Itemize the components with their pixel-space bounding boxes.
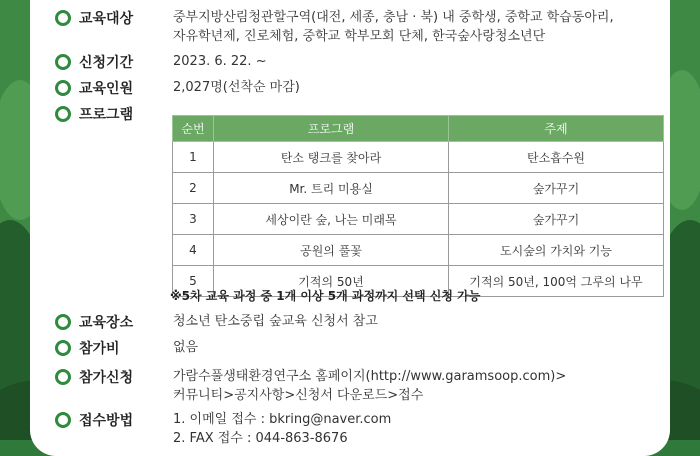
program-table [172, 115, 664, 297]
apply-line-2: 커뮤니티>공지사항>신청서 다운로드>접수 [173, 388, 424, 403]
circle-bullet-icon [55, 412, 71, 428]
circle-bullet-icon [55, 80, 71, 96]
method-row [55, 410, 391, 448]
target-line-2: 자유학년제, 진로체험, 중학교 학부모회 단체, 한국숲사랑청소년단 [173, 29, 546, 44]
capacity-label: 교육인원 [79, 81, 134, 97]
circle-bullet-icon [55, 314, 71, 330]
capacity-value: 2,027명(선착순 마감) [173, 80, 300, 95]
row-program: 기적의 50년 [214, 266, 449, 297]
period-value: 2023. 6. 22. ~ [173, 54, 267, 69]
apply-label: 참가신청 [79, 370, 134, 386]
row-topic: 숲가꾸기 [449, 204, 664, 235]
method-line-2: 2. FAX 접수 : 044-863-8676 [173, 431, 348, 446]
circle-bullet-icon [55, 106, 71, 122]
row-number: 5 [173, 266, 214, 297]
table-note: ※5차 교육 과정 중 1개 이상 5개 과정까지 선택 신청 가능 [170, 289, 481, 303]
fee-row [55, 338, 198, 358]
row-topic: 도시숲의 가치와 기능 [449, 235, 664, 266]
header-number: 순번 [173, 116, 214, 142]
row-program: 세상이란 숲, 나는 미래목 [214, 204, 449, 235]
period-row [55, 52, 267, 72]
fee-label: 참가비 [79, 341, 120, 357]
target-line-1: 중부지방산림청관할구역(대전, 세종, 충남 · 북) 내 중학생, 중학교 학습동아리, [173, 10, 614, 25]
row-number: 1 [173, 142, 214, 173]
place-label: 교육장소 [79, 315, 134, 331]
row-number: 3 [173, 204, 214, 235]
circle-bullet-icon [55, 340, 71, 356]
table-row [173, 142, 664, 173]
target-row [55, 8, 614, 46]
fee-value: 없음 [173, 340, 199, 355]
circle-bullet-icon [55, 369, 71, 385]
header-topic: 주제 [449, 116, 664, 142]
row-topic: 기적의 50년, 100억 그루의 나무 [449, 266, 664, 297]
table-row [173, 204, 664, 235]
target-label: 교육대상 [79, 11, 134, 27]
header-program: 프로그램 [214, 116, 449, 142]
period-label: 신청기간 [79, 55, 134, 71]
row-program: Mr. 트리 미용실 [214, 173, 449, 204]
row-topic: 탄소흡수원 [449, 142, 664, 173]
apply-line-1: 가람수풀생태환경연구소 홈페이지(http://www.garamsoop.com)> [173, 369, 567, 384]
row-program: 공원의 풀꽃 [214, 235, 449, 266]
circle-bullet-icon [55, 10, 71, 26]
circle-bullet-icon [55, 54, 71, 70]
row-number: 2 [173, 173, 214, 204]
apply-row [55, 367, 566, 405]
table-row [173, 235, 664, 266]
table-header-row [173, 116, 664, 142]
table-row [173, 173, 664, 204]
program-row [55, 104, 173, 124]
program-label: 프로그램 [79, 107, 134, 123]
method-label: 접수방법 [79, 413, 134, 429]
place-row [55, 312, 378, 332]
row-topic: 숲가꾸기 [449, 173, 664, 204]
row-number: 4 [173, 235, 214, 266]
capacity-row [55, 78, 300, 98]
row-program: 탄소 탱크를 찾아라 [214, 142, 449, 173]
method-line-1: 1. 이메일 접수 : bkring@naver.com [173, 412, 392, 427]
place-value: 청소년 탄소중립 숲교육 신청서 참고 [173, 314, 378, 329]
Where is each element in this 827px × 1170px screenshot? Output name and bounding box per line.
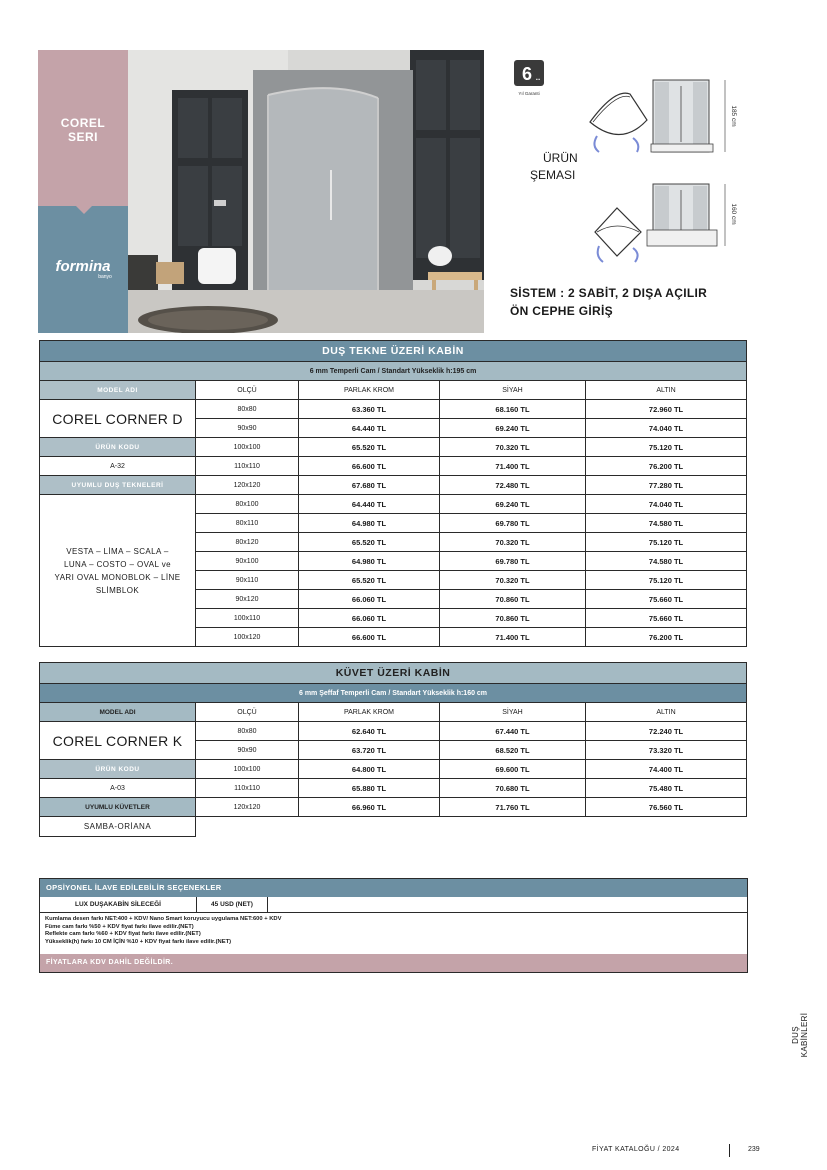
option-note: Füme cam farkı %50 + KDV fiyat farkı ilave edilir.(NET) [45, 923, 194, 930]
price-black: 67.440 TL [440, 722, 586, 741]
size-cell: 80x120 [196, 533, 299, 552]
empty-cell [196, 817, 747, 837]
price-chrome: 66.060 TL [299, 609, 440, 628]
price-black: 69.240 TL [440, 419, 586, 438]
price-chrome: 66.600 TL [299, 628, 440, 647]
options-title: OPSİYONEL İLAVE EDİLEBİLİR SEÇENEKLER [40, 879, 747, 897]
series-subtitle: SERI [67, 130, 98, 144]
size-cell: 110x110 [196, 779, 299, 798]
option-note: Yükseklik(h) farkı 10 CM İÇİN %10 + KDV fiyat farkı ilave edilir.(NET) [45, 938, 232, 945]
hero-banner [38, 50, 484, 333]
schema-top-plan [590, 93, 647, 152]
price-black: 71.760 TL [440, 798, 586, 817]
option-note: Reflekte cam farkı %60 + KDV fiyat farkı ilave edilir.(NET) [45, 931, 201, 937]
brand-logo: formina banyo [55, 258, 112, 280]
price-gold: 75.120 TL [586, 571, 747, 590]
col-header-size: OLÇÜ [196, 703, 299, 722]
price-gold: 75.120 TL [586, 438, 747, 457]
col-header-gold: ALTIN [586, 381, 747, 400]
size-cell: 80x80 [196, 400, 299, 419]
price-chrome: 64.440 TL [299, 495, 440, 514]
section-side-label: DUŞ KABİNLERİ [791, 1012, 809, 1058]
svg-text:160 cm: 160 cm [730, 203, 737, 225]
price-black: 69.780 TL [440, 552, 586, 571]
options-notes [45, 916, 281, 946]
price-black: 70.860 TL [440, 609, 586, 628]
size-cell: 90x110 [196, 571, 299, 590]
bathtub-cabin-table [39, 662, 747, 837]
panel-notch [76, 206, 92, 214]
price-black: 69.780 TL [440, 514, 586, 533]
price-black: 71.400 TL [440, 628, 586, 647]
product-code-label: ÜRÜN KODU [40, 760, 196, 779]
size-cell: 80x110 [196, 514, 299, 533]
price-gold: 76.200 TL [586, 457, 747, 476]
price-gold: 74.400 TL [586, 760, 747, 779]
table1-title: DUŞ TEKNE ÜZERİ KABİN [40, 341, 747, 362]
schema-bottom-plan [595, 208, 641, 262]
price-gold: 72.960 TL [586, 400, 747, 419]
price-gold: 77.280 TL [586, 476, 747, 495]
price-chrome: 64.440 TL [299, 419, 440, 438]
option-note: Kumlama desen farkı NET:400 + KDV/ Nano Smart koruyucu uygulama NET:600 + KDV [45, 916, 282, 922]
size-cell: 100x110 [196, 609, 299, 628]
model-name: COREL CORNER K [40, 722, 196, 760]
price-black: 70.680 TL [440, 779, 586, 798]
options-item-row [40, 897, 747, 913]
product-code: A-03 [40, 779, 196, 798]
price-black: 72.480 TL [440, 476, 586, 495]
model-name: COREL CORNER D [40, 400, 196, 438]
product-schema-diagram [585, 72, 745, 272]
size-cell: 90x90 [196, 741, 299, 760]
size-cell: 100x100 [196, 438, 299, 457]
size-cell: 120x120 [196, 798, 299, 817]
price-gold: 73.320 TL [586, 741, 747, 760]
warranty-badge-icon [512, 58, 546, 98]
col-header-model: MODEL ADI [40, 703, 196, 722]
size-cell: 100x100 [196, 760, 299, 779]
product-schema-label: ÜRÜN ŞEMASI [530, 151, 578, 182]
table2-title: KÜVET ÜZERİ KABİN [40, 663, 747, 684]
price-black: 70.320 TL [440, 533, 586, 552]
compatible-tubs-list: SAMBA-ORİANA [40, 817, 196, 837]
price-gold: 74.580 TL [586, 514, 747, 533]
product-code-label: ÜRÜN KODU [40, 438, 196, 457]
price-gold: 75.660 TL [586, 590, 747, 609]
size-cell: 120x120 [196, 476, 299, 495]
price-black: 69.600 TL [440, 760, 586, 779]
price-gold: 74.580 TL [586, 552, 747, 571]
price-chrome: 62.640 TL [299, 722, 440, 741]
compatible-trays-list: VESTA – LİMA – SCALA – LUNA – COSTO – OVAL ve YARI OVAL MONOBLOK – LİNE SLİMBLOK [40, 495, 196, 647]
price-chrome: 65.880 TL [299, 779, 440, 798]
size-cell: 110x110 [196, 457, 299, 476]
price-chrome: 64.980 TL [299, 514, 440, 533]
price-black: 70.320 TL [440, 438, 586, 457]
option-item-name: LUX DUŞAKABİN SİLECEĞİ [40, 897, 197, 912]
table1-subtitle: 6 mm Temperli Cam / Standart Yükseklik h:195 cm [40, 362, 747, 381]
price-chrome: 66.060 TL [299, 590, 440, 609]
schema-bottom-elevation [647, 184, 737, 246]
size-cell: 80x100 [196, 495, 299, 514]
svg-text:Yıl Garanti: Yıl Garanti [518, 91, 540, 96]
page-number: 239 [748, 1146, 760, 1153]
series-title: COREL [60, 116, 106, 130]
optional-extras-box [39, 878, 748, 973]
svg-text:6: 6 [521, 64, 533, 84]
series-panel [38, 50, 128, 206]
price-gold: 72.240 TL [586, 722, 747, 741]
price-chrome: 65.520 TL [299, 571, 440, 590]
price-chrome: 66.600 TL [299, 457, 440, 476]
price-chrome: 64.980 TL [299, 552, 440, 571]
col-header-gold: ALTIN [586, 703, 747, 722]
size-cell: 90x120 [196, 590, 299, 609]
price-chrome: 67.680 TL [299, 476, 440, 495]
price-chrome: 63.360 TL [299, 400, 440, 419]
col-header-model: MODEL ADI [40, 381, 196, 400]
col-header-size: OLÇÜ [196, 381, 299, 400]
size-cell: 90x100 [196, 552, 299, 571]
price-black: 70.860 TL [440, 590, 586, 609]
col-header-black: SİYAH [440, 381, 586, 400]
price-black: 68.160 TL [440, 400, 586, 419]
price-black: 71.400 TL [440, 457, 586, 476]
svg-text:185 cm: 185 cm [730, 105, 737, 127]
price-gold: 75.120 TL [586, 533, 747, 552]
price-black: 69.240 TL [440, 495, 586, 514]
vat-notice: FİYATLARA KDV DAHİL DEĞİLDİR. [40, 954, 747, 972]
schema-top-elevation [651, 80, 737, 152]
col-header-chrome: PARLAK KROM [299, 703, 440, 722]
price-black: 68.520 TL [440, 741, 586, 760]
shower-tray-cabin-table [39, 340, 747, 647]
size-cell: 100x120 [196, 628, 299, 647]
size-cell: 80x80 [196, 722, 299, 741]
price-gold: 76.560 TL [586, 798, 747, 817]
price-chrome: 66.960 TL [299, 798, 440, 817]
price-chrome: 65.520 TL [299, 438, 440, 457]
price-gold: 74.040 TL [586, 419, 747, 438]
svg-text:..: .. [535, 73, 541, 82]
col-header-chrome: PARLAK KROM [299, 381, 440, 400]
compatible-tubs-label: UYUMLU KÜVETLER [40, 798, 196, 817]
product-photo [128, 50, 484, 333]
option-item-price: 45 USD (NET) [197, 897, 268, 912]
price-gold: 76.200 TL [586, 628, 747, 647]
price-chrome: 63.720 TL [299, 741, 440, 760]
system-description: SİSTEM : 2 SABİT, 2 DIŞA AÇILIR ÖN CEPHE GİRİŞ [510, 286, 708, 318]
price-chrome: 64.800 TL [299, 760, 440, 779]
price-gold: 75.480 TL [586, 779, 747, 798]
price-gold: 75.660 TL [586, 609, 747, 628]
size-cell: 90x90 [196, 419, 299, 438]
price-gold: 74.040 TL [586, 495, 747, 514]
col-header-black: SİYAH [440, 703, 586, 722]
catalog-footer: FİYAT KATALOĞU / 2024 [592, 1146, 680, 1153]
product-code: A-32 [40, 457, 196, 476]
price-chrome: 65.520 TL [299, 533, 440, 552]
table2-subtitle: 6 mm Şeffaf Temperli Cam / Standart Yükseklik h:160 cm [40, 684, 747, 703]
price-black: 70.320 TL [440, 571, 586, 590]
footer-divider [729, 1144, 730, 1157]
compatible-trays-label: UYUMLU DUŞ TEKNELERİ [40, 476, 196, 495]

──────────

Rewrite the lines from the one containing "option-note: Füme cam" up to and including the one containing "price-black: 69.240 TL [440, 419, 586, 438]" as a numbered list, leaving out any blank lines.

SOLUTION >>
1. option-note: Füme cam farkı %50 + KDV fiyat farkı ilave edilir.(NET) [45, 923, 194, 930]
2. price-black: 67.440 TL [440, 722, 586, 741]
3. size-cell: 80x120 [196, 533, 299, 552]
4. empty-cell [196, 817, 747, 837]
5. price-chrome: 66.060 TL [299, 609, 440, 628]
6. price-black: 69.240 TL [440, 419, 586, 438]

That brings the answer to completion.